[SHORT PROBLEM] Find the lines of data that contain the string "highlight", then list them.

[INPUT MATERIAL]
• • • • •
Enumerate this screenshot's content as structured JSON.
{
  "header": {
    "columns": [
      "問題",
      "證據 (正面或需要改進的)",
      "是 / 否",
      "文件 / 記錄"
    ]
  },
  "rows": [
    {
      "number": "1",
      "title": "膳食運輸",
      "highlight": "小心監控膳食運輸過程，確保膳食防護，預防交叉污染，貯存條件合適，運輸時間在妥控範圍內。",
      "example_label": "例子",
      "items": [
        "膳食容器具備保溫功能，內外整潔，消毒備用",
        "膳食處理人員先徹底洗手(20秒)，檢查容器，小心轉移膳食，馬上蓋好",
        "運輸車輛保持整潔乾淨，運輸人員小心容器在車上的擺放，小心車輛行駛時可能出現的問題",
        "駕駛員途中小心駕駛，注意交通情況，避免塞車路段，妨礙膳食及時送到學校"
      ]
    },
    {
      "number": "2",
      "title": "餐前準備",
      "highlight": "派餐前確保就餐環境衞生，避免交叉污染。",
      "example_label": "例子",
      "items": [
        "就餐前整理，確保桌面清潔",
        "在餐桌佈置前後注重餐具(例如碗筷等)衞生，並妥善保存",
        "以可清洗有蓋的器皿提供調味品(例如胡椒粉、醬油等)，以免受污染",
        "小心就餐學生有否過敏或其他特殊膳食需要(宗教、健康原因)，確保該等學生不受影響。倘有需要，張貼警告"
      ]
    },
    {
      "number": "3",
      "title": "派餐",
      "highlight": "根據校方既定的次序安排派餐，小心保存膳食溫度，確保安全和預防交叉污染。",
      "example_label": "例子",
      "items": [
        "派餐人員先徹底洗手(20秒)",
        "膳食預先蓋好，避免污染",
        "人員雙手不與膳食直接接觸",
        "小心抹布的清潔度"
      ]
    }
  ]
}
• • • • •
[TASK RESPONSE]
      "highlight": "小心監控膳食運輸過程，確保膳食防護，預防交叉污染，貯存條件合適，運輸時間在妥控範圍內。",
      "highlight": "派餐前確保就餐環境衞生，避免交叉污染。",
      "highlight": "根據校方既定的次序安排派餐，小心保存膳食溫度，確保安全和預防交叉污染。",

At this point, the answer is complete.